• [What the task asks]:
Scan the entries for the word "image". Every line that has it should be copied.

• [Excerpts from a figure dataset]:
━━━━
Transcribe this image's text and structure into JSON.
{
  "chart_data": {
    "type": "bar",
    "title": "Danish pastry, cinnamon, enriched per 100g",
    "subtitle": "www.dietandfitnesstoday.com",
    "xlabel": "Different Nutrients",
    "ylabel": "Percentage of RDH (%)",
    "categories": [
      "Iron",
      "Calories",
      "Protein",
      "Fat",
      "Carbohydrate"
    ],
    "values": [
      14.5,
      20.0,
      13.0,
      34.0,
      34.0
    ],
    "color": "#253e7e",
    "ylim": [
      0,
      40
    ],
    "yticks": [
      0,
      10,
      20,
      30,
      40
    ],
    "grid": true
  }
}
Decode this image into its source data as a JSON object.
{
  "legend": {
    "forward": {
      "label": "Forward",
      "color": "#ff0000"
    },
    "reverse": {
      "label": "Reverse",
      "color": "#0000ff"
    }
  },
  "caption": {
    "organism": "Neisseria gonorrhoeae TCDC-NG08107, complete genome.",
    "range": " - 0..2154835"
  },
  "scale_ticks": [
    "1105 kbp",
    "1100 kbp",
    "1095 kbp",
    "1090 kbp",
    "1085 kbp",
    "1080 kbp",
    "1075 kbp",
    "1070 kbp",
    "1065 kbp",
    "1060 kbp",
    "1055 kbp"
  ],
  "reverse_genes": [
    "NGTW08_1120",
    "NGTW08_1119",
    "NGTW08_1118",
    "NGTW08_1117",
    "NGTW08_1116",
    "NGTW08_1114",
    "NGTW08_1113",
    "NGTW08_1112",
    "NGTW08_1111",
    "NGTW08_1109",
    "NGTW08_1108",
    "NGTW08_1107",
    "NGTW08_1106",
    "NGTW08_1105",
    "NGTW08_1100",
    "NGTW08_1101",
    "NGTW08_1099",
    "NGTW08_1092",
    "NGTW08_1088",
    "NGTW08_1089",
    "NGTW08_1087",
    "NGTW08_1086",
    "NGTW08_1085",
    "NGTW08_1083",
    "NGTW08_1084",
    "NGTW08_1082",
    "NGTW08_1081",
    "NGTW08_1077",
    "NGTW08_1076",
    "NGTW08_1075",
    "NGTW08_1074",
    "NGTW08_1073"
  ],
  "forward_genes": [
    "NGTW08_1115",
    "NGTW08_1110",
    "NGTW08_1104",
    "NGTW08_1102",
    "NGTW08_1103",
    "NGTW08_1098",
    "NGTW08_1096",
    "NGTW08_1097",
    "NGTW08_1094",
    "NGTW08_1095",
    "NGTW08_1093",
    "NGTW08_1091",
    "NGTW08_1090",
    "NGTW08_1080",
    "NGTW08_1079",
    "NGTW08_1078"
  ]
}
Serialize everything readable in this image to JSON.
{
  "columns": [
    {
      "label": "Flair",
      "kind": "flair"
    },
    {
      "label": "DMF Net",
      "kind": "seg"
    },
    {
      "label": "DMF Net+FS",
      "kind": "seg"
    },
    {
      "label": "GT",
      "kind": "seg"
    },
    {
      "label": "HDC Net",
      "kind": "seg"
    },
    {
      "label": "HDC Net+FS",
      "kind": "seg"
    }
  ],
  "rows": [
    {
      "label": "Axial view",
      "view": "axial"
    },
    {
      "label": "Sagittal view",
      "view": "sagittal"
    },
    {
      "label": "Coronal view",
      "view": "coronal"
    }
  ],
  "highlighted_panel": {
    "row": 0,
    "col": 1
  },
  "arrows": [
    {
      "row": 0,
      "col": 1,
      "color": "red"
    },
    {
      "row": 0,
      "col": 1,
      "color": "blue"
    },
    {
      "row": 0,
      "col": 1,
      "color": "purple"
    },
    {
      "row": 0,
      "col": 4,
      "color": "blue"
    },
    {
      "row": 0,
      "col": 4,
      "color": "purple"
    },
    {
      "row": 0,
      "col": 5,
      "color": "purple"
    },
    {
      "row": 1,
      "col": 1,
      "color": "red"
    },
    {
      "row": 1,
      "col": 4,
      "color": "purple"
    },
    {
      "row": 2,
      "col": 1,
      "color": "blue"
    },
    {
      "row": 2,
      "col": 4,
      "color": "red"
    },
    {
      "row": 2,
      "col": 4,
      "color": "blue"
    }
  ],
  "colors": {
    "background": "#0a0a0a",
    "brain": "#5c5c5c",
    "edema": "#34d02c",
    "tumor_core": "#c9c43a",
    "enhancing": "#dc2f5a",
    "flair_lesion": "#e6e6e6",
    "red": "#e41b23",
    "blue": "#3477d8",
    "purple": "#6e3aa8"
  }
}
━━━━
• [Output of the task]:
Transcribe this image's text and structure into JSON.
Decode this image into its source data as a JSON object.
Serialize everything readable in this image to JSON.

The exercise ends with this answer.